> **Material provided**:

--- --- ---

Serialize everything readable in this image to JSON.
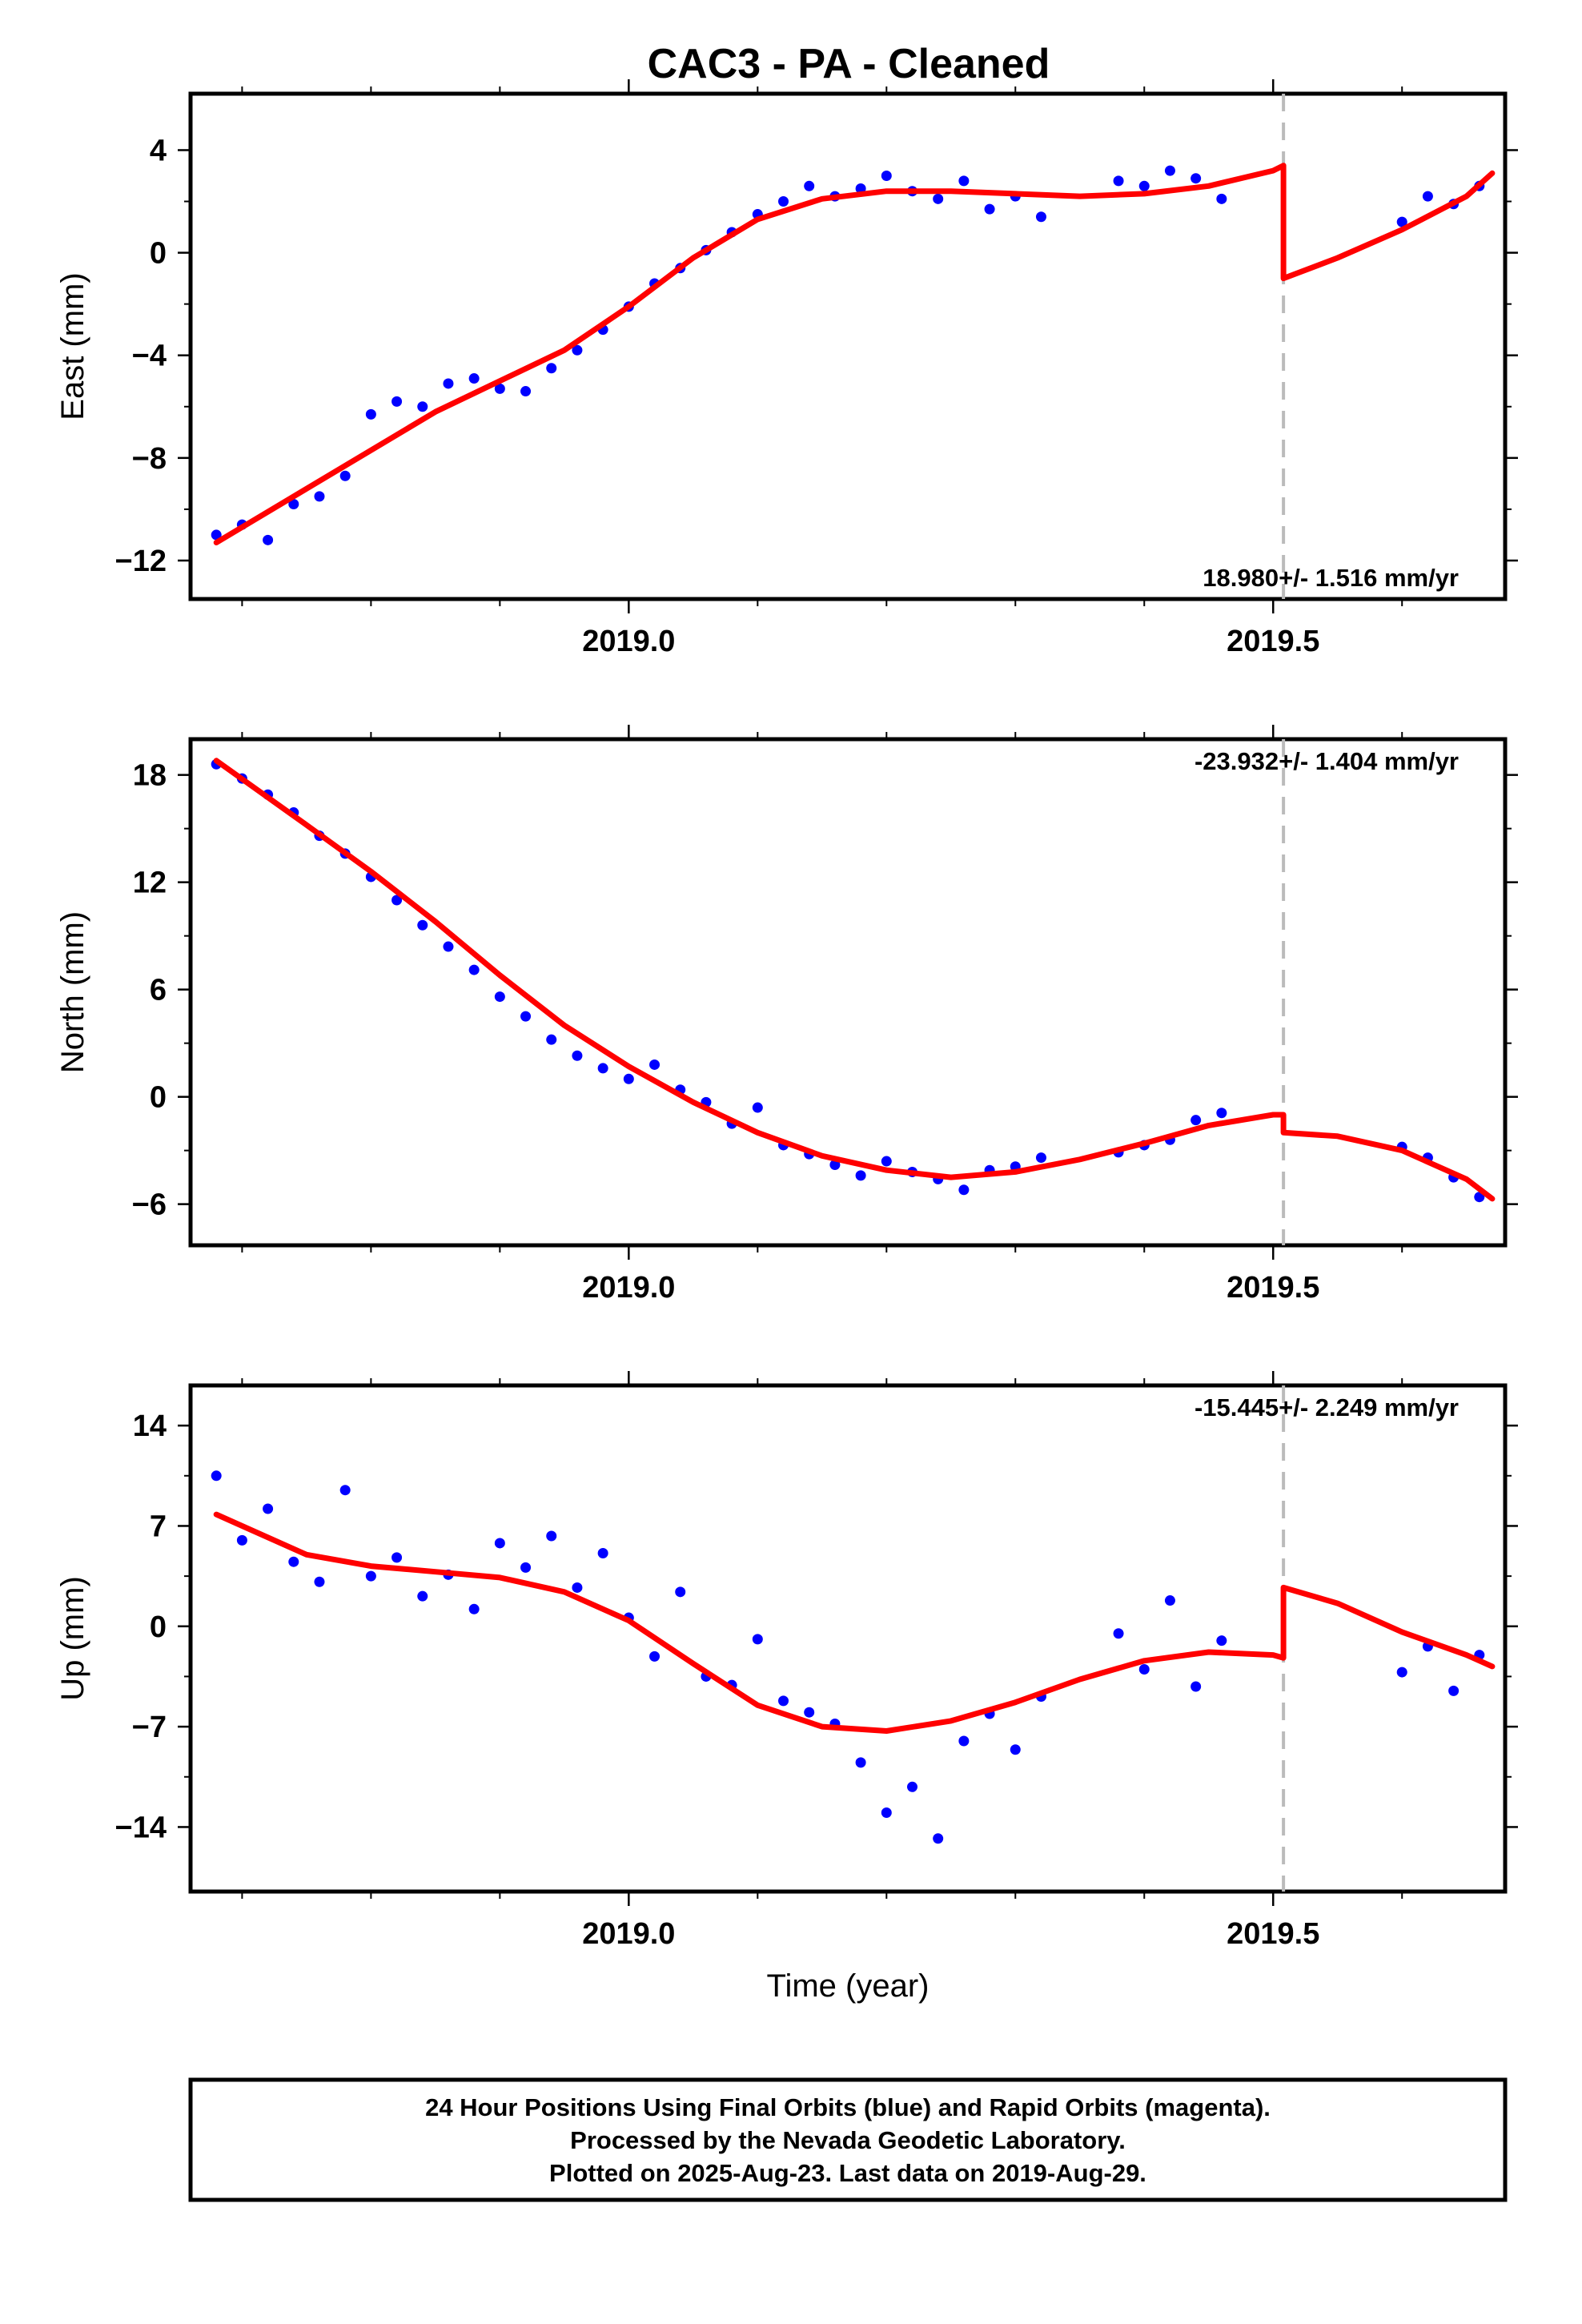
{
  "title": "CAC3  - PA - Cleaned",
  "x_axis_label": "Time (year)",
  "footer": {
    "line1": "24 Hour Positions Using Final Orbits (blue) and Rapid Orbits (magenta).",
    "line2": "Processed by the Nevada Geodetic Laboratory.",
    "line3": "Plotted on 2025-Aug-23. Last data on 2019-Aug-29."
  },
  "colors": {
    "points": "#0000ff",
    "model": "#ff0000",
    "offset_line": "#bbbbbb",
    "frame": "#000000"
  },
  "chart_data": [
    {
      "type": "scatter",
      "component": "East",
      "ylabel": "East (mm)",
      "rate_label": "18.980+/- 1.516 mm/yr",
      "xlim": [
        2018.66,
        2019.68
      ],
      "ylim": [
        -13.5,
        6.2
      ],
      "x_ticks": [
        "2019.0",
        "2019.5"
      ],
      "y_ticks": [
        4,
        0,
        -4,
        -8,
        -12
      ],
      "y_tick_labels": [
        "4",
        "0",
        "−4",
        "−8",
        "−12"
      ],
      "offset_epoch": 2019.508,
      "series": [
        {
          "name": "Final Orbits",
          "x": [
            2018.68,
            2018.7,
            2018.72,
            2018.74,
            2018.76,
            2018.78,
            2018.8,
            2018.82,
            2018.84,
            2018.86,
            2018.88,
            2018.9,
            2018.92,
            2018.94,
            2018.96,
            2018.98,
            2019.0,
            2019.02,
            2019.04,
            2019.06,
            2019.08,
            2019.1,
            2019.12,
            2019.14,
            2019.16,
            2019.18,
            2019.2,
            2019.22,
            2019.24,
            2019.26,
            2019.28,
            2019.3,
            2019.32,
            2019.38,
            2019.4,
            2019.42,
            2019.44,
            2019.46,
            2019.6,
            2019.62,
            2019.64,
            2019.66
          ],
          "y": [
            -11.0,
            -10.6,
            -11.2,
            -9.8,
            -9.5,
            -8.7,
            -6.3,
            -5.8,
            -6.0,
            -5.1,
            -4.9,
            -5.3,
            -5.4,
            -4.5,
            -3.8,
            -3.0,
            -2.1,
            -1.2,
            -0.6,
            0.1,
            0.8,
            1.5,
            2.0,
            2.6,
            2.2,
            2.5,
            3.0,
            2.4,
            2.1,
            2.8,
            1.7,
            2.2,
            1.4,
            2.8,
            2.6,
            3.2,
            2.9,
            2.1,
            1.2,
            2.2,
            1.9,
            2.6
          ]
        }
      ],
      "model": {
        "name": "Model fit",
        "x": [
          2018.68,
          2018.75,
          2018.85,
          2018.95,
          2019.0,
          2019.05,
          2019.1,
          2019.15,
          2019.2,
          2019.25,
          2019.3,
          2019.35,
          2019.4,
          2019.45,
          2019.5,
          2019.508,
          2019.508,
          2019.55,
          2019.6,
          2019.65,
          2019.67
        ],
        "y": [
          -11.3,
          -9.2,
          -6.2,
          -3.8,
          -2.1,
          -0.2,
          1.3,
          2.1,
          2.4,
          2.4,
          2.3,
          2.2,
          2.3,
          2.6,
          3.2,
          3.4,
          -1.0,
          -0.2,
          0.9,
          2.2,
          3.1
        ]
      }
    },
    {
      "type": "scatter",
      "component": "North",
      "ylabel": "North (mm)",
      "rate_label": "-23.932+/- 1.404 mm/yr",
      "xlim": [
        2018.66,
        2019.68
      ],
      "ylim": [
        -8.3,
        20.0
      ],
      "x_ticks": [
        "2019.0",
        "2019.5"
      ],
      "y_ticks": [
        18,
        12,
        6,
        0,
        -6
      ],
      "y_tick_labels": [
        "18",
        "12",
        "6",
        "0",
        "−6"
      ],
      "offset_epoch": 2019.508,
      "series": [
        {
          "name": "Final Orbits",
          "x": [
            2018.68,
            2018.7,
            2018.72,
            2018.74,
            2018.76,
            2018.78,
            2018.8,
            2018.82,
            2018.84,
            2018.86,
            2018.88,
            2018.9,
            2018.92,
            2018.94,
            2018.96,
            2018.98,
            2019.0,
            2019.02,
            2019.04,
            2019.06,
            2019.08,
            2019.1,
            2019.12,
            2019.14,
            2019.16,
            2019.18,
            2019.2,
            2019.22,
            2019.24,
            2019.26,
            2019.28,
            2019.3,
            2019.32,
            2019.38,
            2019.4,
            2019.42,
            2019.44,
            2019.46,
            2019.6,
            2019.62,
            2019.64,
            2019.66
          ],
          "y": [
            18.6,
            17.8,
            16.9,
            15.9,
            14.6,
            13.6,
            12.3,
            11.0,
            9.6,
            8.4,
            7.1,
            5.6,
            4.5,
            3.2,
            2.3,
            1.6,
            1.0,
            1.8,
            0.4,
            -0.3,
            -1.5,
            -0.6,
            -2.7,
            -3.2,
            -3.8,
            -4.4,
            -3.6,
            -4.2,
            -4.6,
            -5.2,
            -4.1,
            -3.9,
            -3.4,
            -3.1,
            -2.7,
            -2.4,
            -1.3,
            -0.9,
            -2.8,
            -3.4,
            -4.5,
            -5.6
          ]
        }
      ],
      "model": {
        "name": "Model fit",
        "x": [
          2018.68,
          2018.75,
          2018.8,
          2018.85,
          2018.9,
          2018.95,
          2019.0,
          2019.05,
          2019.1,
          2019.15,
          2019.2,
          2019.25,
          2019.3,
          2019.35,
          2019.4,
          2019.45,
          2019.5,
          2019.508,
          2019.508,
          2019.55,
          2019.6,
          2019.65,
          2019.67
        ],
        "y": [
          18.8,
          15.2,
          12.6,
          9.8,
          6.8,
          4.0,
          1.7,
          -0.3,
          -2.0,
          -3.3,
          -4.1,
          -4.5,
          -4.2,
          -3.5,
          -2.6,
          -1.6,
          -1.0,
          -1.0,
          -2.0,
          -2.2,
          -3.0,
          -4.6,
          -5.7
        ]
      }
    },
    {
      "type": "scatter",
      "component": "Up",
      "ylabel": "Up (mm)",
      "rate_label": "-15.445+/- 2.249 mm/yr",
      "xlim": [
        2018.66,
        2019.68
      ],
      "ylim": [
        -18.5,
        16.8
      ],
      "x_ticks": [
        "2019.0",
        "2019.5"
      ],
      "y_ticks": [
        14,
        7,
        0,
        -7,
        -14
      ],
      "y_tick_labels": [
        "14",
        "7",
        "0",
        "−7",
        "−14"
      ],
      "offset_epoch": 2019.508,
      "series": [
        {
          "name": "Final Orbits",
          "x": [
            2018.68,
            2018.7,
            2018.72,
            2018.74,
            2018.76,
            2018.78,
            2018.8,
            2018.82,
            2018.84,
            2018.86,
            2018.88,
            2018.9,
            2018.92,
            2018.94,
            2018.96,
            2018.98,
            2019.0,
            2019.02,
            2019.04,
            2019.06,
            2019.08,
            2019.1,
            2019.12,
            2019.14,
            2019.16,
            2019.18,
            2019.2,
            2019.22,
            2019.24,
            2019.26,
            2019.28,
            2019.3,
            2019.32,
            2019.38,
            2019.4,
            2019.42,
            2019.44,
            2019.46,
            2019.6,
            2019.62,
            2019.64,
            2019.66
          ],
          "y": [
            10.5,
            6.0,
            8.2,
            4.5,
            3.1,
            9.5,
            3.5,
            4.8,
            2.1,
            3.6,
            1.2,
            5.8,
            4.1,
            6.3,
            2.7,
            5.1,
            0.6,
            -2.1,
            2.4,
            -3.5,
            -4.1,
            -0.9,
            -5.2,
            -6.0,
            -6.8,
            -9.5,
            -13.0,
            -11.2,
            -14.8,
            -8.0,
            -6.1,
            -8.6,
            -4.9,
            -0.5,
            -3.0,
            1.8,
            -4.2,
            -1.0,
            -3.2,
            -1.4,
            -4.5,
            -2.0
          ]
        }
      ],
      "model": {
        "name": "Model fit",
        "x": [
          2018.68,
          2018.75,
          2018.8,
          2018.85,
          2018.9,
          2018.95,
          2019.0,
          2019.05,
          2019.1,
          2019.15,
          2019.2,
          2019.25,
          2019.3,
          2019.35,
          2019.4,
          2019.45,
          2019.5,
          2019.508,
          2019.508,
          2019.55,
          2019.6,
          2019.65,
          2019.67
        ],
        "y": [
          7.8,
          5.0,
          4.2,
          3.8,
          3.4,
          2.4,
          0.4,
          -2.6,
          -5.5,
          -7.0,
          -7.3,
          -6.6,
          -5.3,
          -3.7,
          -2.4,
          -1.8,
          -2.0,
          -2.2,
          2.7,
          1.6,
          -0.4,
          -2.0,
          -2.8
        ]
      }
    }
  ]
}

--- --- ---

> **Set exercise**:
Copy all lines above containing the string "component".

> **Task result**:
      "component": "East",
      "component": "North",
      "component": "Up",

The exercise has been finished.